● **The tasks**:
#1 Answer these questions from the MPICH nemesis polling thread:
(a) According to tan, what disappears when the master and the slave on that CPU are merged into one process?
(b) Which operating system does chong tan say is running?
(c) What does sysctl complain about?
#2 In the MPICH nemesis polling thread, write out the passage from "Only that 1" to "to the issue.", swapping "master" for "coordinator".
#3 Pick up the MPICH nemesis polling thread after its last line and continue it.

● **Text to read**:
start

[MPICH] any way to ask nemesis to turn-off and turn of active polling ?
chong tan
chong_guan_tan at yahoo.com
Mon Dec 24 13:14:36 CST 2007
No, I have twice the Proceessors than processes. all the CPU are multi-core.
Only that 1 CPU has 1 proc, the master, more than others.
The interesting issue is that if I merge the master and the slave on that CPU into 1
process, the issue of extra 60+ minute before successful first MPI disappears. During this extra
60 minutes, the only things that is active other than the slave is the nemesis polling. Which
lead me to conclude that polling is one of the main contributor to the issue.
tan
----- Original Message ----
From: Darius Buntinas <buntinas at mcs.anl.gov>
To: chong tan <chong_guan_tan at yahoo.com>
Cc: mpich-discuss at mcs.anl.gov
Sent: Friday, December 21, 2007 1:27:24 PM
Subject: Re: [MPICH] any way to ask nemesis to turn-off and turn of active polling ?
If you have P processors, and you're running P slaves and 1 master, I'm
not sure how you could have P+1 processes running at 100%. Are you
running one slave per processor, then adding an additional master?
If you have a process waiting in a blocking receive, it will show that
it's using 100% of the CPU if it has its own CPU to run on, but if that
process has to share a CPU with another process that's doing some work,
only then will you see the CPU usage of the waiting process go down.
-d
On 12/17/2007 04:48 PM, chong tan wrote:
> I am running RedHat enterprise 5. sysctl complains that
> sched_compat_yield is not known for kernel.

end

● **Provided material**:
start

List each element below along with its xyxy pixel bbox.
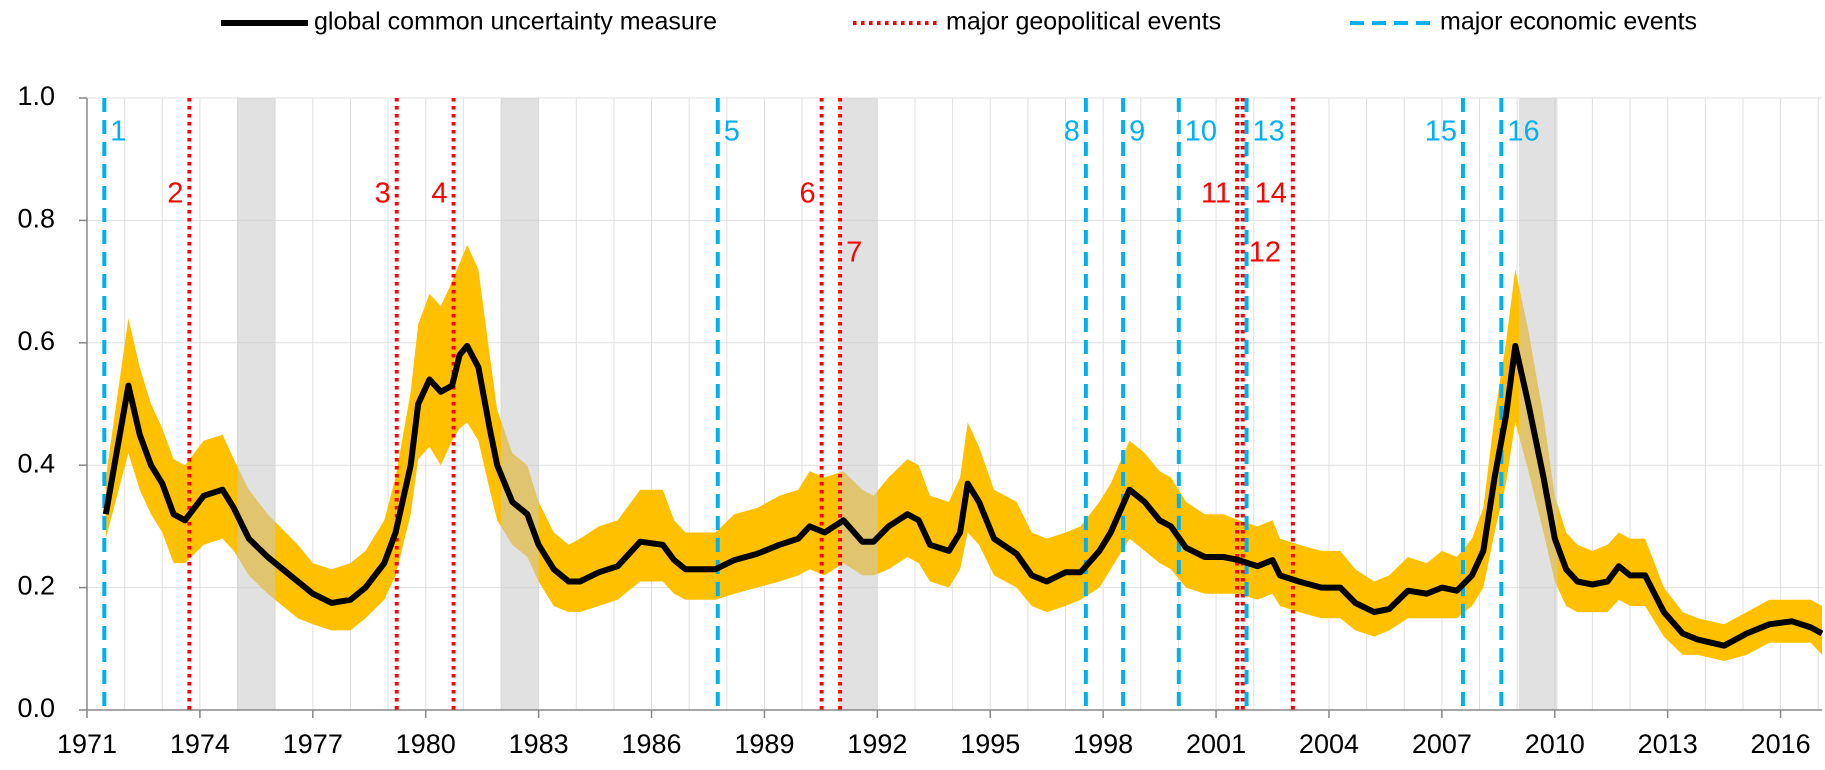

end

● **Answers to the tasks**:
#1
(a) The extra 60+ minute before the first successful MPI.
(b) RedHat enterprise 5.
(c) That sched_compat_yield is not known for kernel.

#2
Only that 1 CPU has 1 proc, the coordinator, more than others.
The interesting issue is that if I merge the coordinator and the slave on that CPU into 1
process, the issue of extra 60+ minute before successful first MPI disappears. During this extra
60 minutes, the only things that is active other than the slave is the nemesis polling. Which
lead me to conclude that polling is one of the main contributor to the issue.

#3
>
> BTW, I run the test, and both master and slaves utilize 100% of CPU.
>
> any suggestion ?
>
> thanks
> tan
>
>
>
> ----- Original Message ----
> From: Darius Buntinas <buntinas at mcs.anl.gov>
> To: chong tan <chong_guan_tan at yahoo.com>
> Cc: mpich-discuss at mcs.anl.gov
> Sent: Monday, December 17, 2007 1:23:46 PM
> Subject: Re: [MPICH] any way to ask nemesis to turn-off and turn of
> active polling ?
>
>
>
> On 12/17/2007 01:00 PM, chong tan wrote:
> > Thanks,
> > I don;t have root access to the box. I will see if I can ask sys-admin
> > to do it. I am running
> > Linux snowwhite 2.6.18-8.el5 #1 SMP
> >
> > DO you know if the broken yield got into this version ?
>
> I don't know, but you can try the master/slave programs from the
> discussion we had on sched_yield a few months ago:
>
> Master:
>
> int main() {
> while (1) {
> sched_yield();
> }
> return 0;
> }
>
> Slave:
>
> int main() {
> while (1);
> return 0;
> }
>
> Start 4 slaves first, THEN one master, and check 'top'. If it shows
> that the master is taking more than 1% or so, you have a kernel with the
> 'broken' yield.
>
> > FYI : the 'yield' people said it is not 'broken', it is in fact the
> > 'right yield'.
>
> Maybe, but Linus is on my side :-)
>
> -d
>
> >
> > tan
> >
> >
> >
> > ----- Original Message ----
> > From: Darius Buntinas <buntinas at mcs.anl.gov
> <mailto:buntinas at mcs.anl.gov>>
> > To: chong tan <chong_guan_tan at yahoo.com
> <mailto:chong_guan_tan at yahoo.com>>
> > Cc: mpich-discuss at mcs.anl.gov <mailto:mpich-discuss at mcs.anl.gov>
> > Sent: Monday, December 17, 2007 10:50:12 AM
> > Subject: Re: [MPICH] any way to ask nemesis to turn-off and turn of
> > active polling ?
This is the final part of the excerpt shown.